Write out every entry, unchanged. Skip any picture.

— begin RECORDS SHOWN —

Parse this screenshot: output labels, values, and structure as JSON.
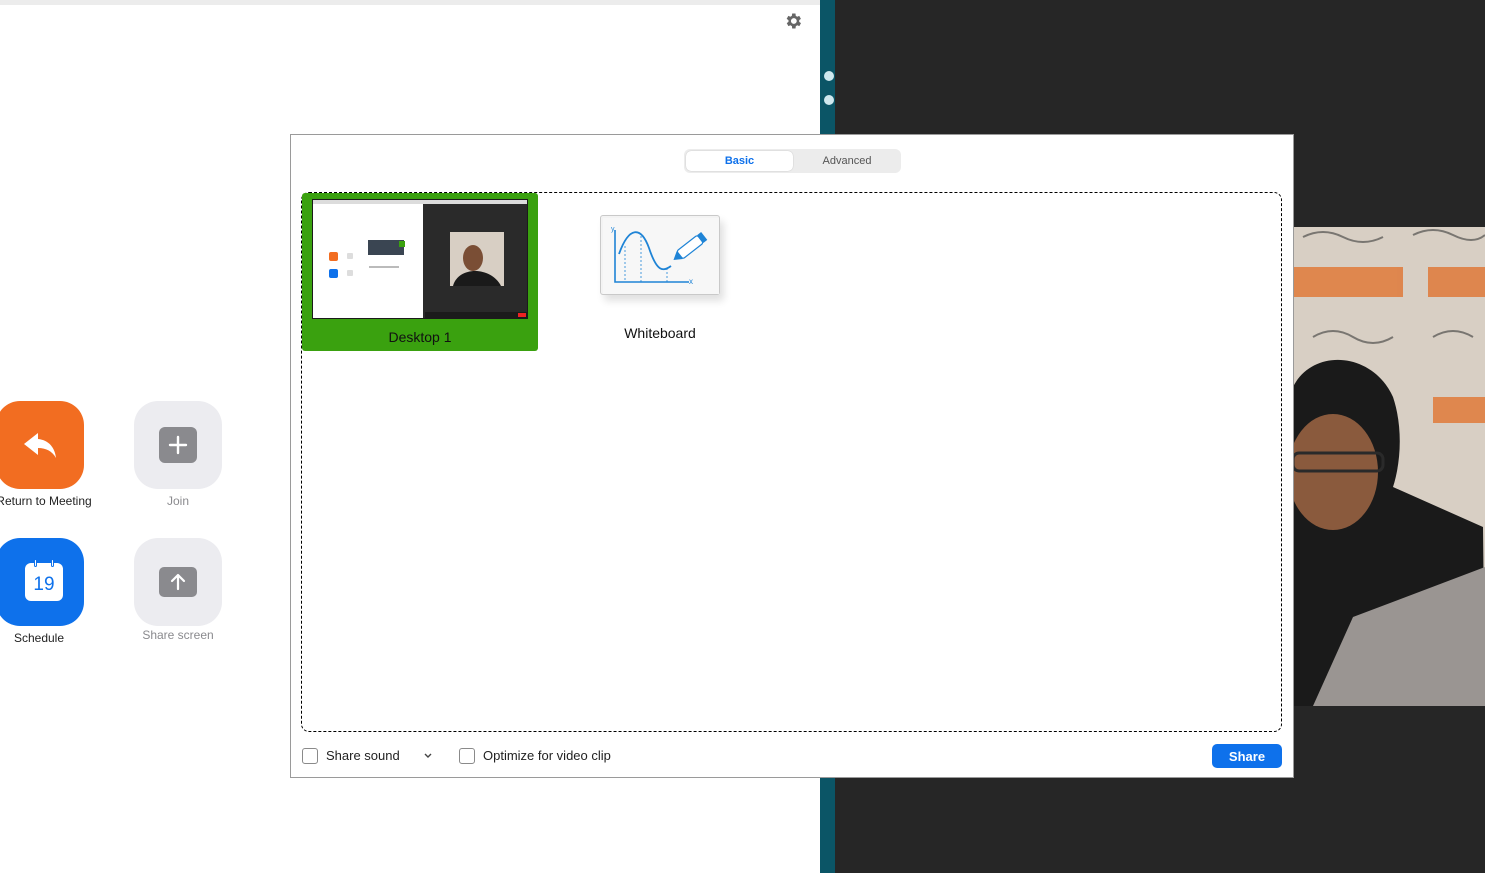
{
  "home": {
    "buttons": {
      "return_label": "Return to Meeting",
      "join_label": "Join",
      "schedule_label": "Schedule",
      "schedule_date": "19",
      "share_screen_label": "Share screen"
    },
    "colors": {
      "return": "#f26d21",
      "schedule": "#0e71eb",
      "disabled": "#ececf0"
    }
  },
  "dialog": {
    "tabs": {
      "basic": "Basic",
      "advanced": "Advanced"
    },
    "selected_tab": "Basic",
    "sources": [
      {
        "label": "Desktop 1",
        "selected": true
      },
      {
        "label": "Whiteboard",
        "selected": false
      }
    ],
    "footer": {
      "share_sound_label": "Share sound",
      "share_sound_checked": false,
      "optimize_label": "Optimize for video clip",
      "optimize_checked": false,
      "share_button": "Share"
    },
    "colors": {
      "accent": "#0e71eb",
      "selection": "#3aa10f"
    }
  },
  "icons": {
    "settings": "gear-icon",
    "return": "reply-arrow-icon",
    "join": "plus-icon",
    "schedule": "calendar-icon",
    "share_screen": "upload-arrow-icon",
    "share_sound_menu": "chevron-down-icon"
  }
}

— end RECORDS SHOWN —

• **WORKED SOLUTION**:
Parse this screenshot: output labels, values, and structure as JSON.
{
  "home": {
    "buttons": {
      "return_label": "Return to Meeting",
      "join_label": "Join",
      "schedule_label": "Schedule",
      "schedule_date": "19",
      "share_screen_label": "Share screen"
    },
    "colors": {
      "return": "#f26d21",
      "schedule": "#0e71eb",
      "disabled": "#ececf0"
    }
  },
  "dialog": {
    "tabs": {
      "basic": "Basic",
      "advanced": "Advanced"
    },
    "selected_tab": "Basic",
    "sources": [
      {
        "label": "Desktop 1",
        "selected": true
      },
      {
        "label": "Whiteboard",
        "selected": false
      }
    ],
    "footer": {
      "share_sound_label": "Share sound",
      "share_sound_checked": false,
      "optimize_label": "Optimize for video clip",
      "optimize_checked": false,
      "share_button": "Share"
    },
    "colors": {
      "accent": "#0e71eb",
      "selection": "#3aa10f"
    }
  },
  "icons": {
    "settings": "gear-icon",
    "return": "reply-arrow-icon",
    "join": "plus-icon",
    "schedule": "calendar-icon",
    "share_screen": "upload-arrow-icon",
    "share_sound_menu": "chevron-down-icon"
  }
}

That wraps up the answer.